**TASK OBJECTIVE:** Report how many lines hold the word "horizontal"; give nothing but the number.

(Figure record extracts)

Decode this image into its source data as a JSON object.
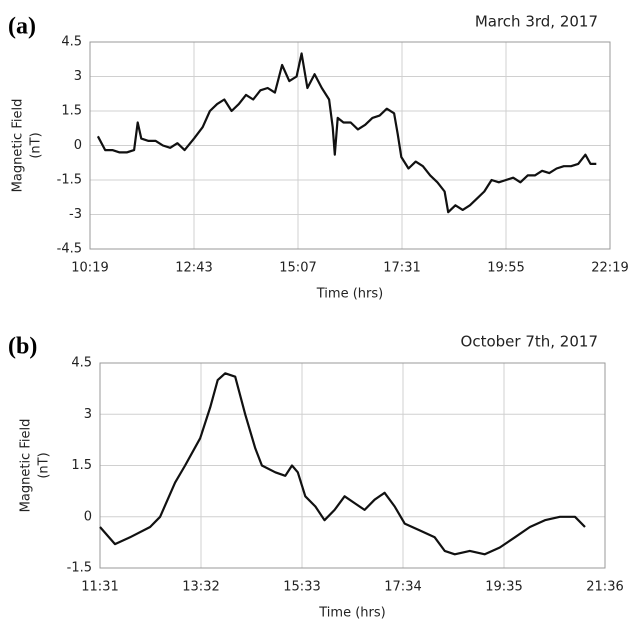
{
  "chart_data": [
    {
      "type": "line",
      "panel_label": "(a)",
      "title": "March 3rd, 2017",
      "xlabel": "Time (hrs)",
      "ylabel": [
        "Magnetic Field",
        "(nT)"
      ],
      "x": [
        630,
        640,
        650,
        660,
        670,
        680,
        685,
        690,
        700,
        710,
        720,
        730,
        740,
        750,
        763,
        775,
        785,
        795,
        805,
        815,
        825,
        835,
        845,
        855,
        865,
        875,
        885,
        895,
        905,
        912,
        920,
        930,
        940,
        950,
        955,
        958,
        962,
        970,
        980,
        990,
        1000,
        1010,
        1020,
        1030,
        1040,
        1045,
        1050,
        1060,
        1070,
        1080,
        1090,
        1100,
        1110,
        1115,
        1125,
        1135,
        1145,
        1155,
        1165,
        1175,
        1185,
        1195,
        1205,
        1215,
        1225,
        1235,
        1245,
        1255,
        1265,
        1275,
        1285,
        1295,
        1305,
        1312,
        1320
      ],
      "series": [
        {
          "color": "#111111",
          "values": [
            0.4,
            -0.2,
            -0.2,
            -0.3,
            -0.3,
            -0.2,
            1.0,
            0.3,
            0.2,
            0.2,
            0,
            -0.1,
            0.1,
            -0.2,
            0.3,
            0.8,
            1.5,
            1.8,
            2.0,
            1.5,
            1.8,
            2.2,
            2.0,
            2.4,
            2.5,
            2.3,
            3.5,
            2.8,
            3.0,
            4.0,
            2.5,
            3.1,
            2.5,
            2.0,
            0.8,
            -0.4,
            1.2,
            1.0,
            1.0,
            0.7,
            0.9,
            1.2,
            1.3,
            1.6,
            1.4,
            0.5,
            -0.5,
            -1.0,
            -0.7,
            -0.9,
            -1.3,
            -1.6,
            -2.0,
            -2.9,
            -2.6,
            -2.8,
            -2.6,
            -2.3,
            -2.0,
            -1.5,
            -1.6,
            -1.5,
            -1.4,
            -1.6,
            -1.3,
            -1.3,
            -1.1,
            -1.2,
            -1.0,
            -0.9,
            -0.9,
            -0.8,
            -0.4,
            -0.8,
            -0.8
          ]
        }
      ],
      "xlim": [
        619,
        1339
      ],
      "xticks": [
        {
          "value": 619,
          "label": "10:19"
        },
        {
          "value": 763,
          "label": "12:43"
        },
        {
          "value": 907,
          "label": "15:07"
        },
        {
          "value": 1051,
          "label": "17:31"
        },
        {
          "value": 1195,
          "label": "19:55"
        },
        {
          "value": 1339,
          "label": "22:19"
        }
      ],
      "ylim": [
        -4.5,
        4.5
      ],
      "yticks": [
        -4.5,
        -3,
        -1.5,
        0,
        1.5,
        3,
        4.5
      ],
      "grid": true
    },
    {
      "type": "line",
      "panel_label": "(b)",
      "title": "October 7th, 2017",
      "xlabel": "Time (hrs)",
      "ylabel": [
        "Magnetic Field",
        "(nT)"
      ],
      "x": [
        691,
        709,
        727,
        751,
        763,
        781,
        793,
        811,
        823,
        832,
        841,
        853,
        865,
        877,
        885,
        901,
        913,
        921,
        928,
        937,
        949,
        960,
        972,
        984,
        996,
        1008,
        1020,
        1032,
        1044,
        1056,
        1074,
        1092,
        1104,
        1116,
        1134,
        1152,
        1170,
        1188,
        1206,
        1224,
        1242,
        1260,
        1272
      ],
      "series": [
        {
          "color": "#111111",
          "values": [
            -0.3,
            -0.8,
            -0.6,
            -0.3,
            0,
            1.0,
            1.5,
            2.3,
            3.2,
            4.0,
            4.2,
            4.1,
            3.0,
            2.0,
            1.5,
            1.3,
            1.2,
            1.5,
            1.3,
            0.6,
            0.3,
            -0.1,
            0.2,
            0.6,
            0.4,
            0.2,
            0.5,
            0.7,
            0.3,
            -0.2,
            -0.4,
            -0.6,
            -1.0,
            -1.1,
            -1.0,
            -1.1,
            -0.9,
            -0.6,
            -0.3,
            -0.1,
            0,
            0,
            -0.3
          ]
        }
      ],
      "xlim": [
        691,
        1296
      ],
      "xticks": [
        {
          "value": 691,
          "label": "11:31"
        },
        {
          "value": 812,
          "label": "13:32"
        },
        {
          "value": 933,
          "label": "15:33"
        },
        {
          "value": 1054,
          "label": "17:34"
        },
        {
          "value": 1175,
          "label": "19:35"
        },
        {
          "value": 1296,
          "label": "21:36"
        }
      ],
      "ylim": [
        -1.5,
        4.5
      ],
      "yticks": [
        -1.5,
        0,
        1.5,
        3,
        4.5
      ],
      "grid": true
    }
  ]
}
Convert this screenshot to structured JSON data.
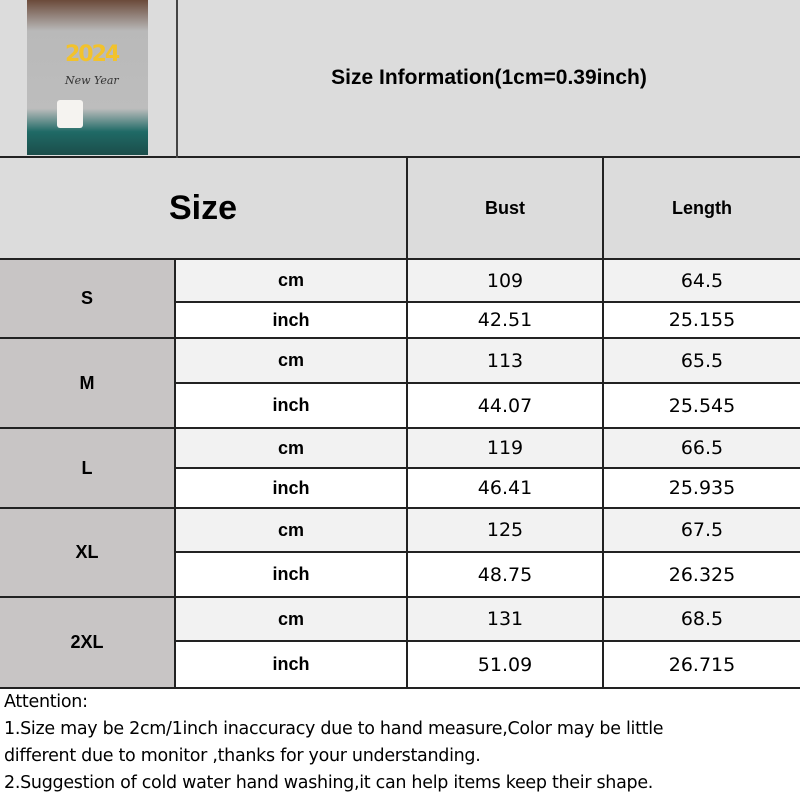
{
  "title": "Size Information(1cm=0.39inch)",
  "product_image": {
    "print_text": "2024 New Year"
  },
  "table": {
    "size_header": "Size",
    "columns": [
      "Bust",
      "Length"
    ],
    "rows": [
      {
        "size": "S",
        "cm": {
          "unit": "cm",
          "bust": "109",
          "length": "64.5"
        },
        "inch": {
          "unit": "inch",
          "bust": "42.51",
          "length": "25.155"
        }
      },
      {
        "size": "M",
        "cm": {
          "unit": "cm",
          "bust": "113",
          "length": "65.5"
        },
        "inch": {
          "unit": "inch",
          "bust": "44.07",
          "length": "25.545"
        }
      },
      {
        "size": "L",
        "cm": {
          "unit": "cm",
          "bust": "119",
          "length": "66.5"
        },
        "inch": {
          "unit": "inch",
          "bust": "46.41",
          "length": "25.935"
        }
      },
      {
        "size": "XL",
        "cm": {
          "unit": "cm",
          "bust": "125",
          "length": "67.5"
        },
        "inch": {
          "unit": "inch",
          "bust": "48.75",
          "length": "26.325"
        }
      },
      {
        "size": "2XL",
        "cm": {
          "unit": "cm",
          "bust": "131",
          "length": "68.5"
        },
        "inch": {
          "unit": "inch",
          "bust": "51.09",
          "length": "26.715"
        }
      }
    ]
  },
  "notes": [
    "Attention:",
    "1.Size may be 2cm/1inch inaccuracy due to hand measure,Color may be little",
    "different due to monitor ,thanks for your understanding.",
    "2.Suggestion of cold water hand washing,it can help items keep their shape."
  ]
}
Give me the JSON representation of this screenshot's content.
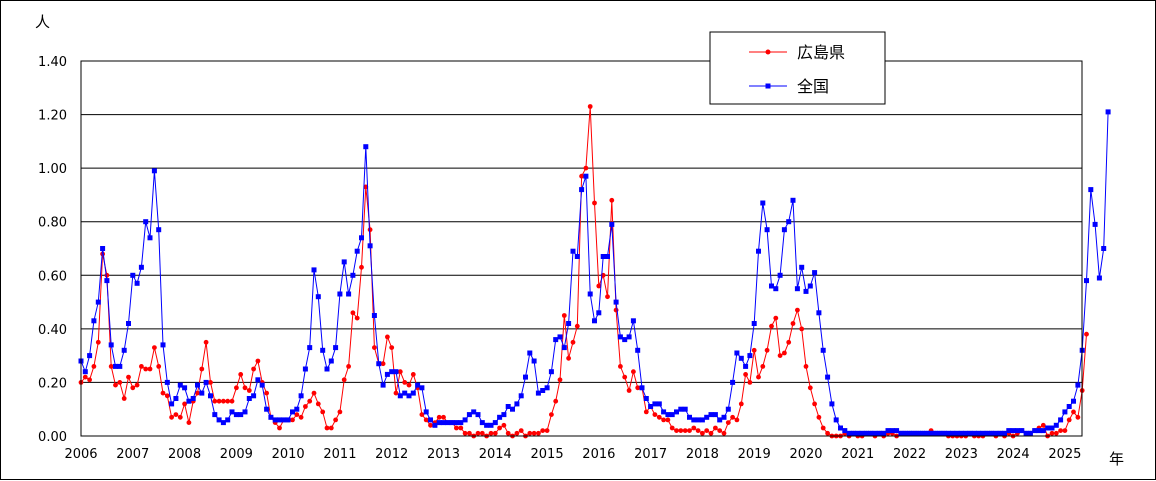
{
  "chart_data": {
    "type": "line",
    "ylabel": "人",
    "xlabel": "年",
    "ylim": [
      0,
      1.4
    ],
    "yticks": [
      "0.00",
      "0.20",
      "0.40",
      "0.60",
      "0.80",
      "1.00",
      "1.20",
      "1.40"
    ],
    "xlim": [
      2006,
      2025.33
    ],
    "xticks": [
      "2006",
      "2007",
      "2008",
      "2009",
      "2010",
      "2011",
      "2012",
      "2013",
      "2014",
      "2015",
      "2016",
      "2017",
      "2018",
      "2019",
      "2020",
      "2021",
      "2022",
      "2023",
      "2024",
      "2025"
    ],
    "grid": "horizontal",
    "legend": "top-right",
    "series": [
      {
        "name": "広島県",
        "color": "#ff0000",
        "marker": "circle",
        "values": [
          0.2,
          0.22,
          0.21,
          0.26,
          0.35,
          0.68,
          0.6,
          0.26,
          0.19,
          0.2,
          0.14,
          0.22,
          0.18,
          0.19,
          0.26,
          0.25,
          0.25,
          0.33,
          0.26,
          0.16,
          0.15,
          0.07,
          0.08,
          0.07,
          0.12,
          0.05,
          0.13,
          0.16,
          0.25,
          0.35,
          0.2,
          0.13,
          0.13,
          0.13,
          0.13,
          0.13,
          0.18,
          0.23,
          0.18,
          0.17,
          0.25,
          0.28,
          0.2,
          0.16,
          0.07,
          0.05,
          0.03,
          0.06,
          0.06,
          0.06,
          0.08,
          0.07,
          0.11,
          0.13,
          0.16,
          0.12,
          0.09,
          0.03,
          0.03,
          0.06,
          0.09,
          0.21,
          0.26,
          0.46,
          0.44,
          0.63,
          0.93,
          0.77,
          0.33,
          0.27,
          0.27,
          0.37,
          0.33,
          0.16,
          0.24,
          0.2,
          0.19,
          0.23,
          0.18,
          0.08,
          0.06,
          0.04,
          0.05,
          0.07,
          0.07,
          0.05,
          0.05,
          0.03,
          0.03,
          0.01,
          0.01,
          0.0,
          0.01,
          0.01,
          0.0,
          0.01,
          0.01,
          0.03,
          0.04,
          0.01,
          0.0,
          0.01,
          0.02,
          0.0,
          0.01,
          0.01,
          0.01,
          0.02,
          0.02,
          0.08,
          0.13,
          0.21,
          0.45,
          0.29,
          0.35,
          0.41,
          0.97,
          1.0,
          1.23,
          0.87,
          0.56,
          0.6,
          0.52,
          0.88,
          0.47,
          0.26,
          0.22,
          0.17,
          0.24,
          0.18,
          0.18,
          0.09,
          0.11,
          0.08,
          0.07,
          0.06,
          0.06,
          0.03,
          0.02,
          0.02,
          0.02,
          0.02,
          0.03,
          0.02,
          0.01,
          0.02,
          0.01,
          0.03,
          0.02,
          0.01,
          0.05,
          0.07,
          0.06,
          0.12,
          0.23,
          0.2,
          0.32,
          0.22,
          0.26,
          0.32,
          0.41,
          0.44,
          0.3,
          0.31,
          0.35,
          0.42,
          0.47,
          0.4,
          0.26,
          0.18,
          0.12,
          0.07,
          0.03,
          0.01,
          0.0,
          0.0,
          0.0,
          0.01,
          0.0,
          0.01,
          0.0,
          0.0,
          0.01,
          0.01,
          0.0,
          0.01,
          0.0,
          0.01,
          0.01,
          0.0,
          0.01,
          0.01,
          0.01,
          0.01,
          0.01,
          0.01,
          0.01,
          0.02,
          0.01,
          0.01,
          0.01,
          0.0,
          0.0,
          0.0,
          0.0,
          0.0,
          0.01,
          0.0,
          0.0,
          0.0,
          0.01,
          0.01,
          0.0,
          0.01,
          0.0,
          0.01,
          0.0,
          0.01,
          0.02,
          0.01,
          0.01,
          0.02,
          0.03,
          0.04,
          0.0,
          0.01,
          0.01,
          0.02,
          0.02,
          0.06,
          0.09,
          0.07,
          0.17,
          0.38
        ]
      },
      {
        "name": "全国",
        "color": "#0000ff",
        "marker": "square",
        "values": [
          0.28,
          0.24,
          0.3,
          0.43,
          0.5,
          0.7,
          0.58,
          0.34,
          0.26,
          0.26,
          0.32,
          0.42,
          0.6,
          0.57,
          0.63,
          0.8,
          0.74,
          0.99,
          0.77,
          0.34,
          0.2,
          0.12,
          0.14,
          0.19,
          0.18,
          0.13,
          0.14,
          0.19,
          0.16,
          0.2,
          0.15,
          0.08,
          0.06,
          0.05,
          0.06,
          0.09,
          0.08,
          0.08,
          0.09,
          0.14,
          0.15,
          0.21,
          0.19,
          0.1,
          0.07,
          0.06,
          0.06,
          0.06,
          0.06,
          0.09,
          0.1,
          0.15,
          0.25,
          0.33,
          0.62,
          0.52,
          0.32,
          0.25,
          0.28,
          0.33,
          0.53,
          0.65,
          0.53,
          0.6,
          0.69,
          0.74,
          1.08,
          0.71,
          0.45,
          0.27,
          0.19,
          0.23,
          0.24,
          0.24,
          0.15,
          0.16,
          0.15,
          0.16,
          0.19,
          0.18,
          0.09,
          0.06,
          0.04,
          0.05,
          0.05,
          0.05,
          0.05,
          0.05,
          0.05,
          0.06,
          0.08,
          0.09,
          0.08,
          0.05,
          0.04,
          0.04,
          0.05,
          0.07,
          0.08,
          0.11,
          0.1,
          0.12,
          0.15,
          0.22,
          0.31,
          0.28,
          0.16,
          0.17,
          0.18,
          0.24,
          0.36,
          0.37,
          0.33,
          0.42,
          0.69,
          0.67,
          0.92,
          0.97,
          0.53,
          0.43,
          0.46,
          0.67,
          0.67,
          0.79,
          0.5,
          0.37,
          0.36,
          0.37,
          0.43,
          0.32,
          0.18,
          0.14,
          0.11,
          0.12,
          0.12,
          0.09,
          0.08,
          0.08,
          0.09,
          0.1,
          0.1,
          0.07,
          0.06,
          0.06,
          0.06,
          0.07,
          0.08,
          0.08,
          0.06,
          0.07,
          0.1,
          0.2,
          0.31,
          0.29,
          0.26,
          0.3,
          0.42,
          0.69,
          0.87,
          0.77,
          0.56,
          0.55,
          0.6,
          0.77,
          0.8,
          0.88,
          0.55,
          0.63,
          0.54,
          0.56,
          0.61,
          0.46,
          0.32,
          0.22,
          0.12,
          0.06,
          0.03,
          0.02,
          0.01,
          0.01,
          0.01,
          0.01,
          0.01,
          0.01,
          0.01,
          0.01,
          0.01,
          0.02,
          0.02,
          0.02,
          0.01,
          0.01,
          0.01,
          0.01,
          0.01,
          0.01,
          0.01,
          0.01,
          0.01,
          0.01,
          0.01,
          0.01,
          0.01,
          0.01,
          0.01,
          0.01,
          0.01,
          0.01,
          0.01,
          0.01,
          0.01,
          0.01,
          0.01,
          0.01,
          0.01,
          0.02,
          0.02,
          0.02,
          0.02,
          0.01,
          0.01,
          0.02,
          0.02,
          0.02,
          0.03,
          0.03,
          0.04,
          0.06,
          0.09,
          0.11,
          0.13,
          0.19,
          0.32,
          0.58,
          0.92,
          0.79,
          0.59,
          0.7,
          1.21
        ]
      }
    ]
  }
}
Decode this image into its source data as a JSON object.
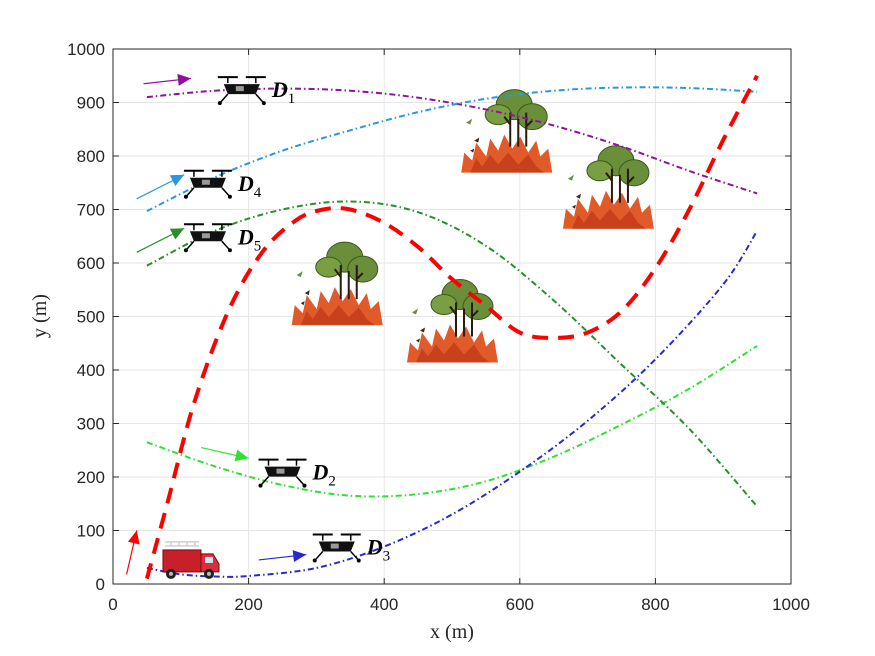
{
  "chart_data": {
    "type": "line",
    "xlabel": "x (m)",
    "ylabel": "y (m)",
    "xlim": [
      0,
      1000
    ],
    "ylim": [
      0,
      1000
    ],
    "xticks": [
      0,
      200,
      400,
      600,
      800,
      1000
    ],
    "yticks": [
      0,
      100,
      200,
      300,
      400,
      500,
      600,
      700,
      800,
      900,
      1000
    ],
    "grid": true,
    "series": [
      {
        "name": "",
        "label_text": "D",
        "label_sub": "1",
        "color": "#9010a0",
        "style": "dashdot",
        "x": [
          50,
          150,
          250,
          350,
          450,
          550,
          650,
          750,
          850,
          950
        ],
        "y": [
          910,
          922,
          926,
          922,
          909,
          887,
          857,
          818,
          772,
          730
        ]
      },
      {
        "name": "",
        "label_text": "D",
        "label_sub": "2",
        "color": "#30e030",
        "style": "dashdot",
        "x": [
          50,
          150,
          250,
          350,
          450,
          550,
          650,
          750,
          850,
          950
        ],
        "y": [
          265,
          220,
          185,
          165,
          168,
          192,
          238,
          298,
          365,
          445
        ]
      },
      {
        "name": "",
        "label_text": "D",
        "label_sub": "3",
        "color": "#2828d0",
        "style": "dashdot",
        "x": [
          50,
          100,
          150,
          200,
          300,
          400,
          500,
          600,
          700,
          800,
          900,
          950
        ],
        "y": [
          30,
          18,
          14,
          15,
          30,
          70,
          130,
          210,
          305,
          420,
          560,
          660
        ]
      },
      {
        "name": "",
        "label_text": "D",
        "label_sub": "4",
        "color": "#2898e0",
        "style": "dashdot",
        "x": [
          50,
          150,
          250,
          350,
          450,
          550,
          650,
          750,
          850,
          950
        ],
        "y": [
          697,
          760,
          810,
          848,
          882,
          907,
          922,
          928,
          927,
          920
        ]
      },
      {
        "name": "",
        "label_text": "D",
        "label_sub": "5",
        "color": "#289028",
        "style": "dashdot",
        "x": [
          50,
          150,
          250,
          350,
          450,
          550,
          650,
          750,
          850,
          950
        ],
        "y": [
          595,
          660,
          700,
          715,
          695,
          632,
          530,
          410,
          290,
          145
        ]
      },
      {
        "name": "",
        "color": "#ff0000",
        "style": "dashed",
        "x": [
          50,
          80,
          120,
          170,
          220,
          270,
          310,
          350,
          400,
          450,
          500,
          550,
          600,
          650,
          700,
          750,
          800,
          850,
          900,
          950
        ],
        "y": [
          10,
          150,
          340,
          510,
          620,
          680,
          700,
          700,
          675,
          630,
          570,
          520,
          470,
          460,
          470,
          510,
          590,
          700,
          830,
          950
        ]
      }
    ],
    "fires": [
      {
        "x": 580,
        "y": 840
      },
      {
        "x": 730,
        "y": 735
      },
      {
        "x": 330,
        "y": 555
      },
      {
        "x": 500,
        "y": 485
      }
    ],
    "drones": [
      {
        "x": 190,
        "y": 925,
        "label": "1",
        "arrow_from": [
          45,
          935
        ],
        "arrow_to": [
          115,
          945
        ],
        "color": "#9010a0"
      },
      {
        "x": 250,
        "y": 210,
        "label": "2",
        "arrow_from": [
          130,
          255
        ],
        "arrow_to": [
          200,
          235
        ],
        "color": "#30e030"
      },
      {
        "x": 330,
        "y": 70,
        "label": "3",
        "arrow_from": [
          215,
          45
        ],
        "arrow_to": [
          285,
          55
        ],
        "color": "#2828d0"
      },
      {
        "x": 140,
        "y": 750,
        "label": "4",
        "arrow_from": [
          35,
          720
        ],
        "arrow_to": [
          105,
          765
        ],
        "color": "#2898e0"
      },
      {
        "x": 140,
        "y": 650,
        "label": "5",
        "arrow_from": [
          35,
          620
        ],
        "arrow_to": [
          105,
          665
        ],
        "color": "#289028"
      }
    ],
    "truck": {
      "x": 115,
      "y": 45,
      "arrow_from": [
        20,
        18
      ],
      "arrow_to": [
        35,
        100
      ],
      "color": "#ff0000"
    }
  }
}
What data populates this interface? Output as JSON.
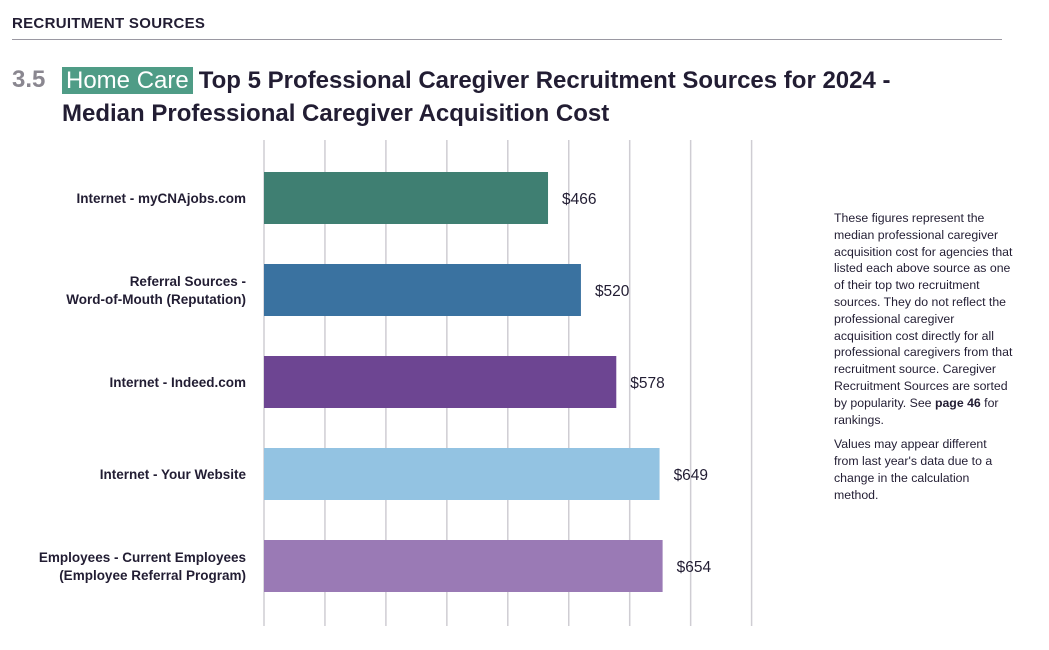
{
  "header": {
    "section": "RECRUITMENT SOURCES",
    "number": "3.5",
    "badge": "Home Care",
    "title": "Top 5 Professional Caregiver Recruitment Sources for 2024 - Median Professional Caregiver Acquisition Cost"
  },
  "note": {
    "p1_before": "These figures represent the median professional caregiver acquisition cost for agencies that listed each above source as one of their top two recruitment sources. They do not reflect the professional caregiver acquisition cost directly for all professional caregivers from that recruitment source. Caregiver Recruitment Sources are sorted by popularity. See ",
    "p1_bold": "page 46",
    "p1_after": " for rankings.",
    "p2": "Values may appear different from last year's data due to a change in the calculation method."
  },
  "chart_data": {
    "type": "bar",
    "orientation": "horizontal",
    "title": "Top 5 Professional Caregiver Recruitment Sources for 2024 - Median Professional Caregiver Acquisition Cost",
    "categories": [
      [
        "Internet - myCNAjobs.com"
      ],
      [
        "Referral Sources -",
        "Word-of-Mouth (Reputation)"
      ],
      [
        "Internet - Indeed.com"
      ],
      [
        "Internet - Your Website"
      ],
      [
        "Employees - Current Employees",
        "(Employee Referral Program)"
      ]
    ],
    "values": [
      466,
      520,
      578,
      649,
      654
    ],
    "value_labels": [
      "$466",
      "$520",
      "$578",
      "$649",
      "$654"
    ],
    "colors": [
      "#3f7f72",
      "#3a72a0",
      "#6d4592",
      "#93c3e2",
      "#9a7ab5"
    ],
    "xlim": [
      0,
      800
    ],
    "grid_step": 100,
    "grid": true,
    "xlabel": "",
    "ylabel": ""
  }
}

**OUTPUT FOR THIS EXERCISE:** 2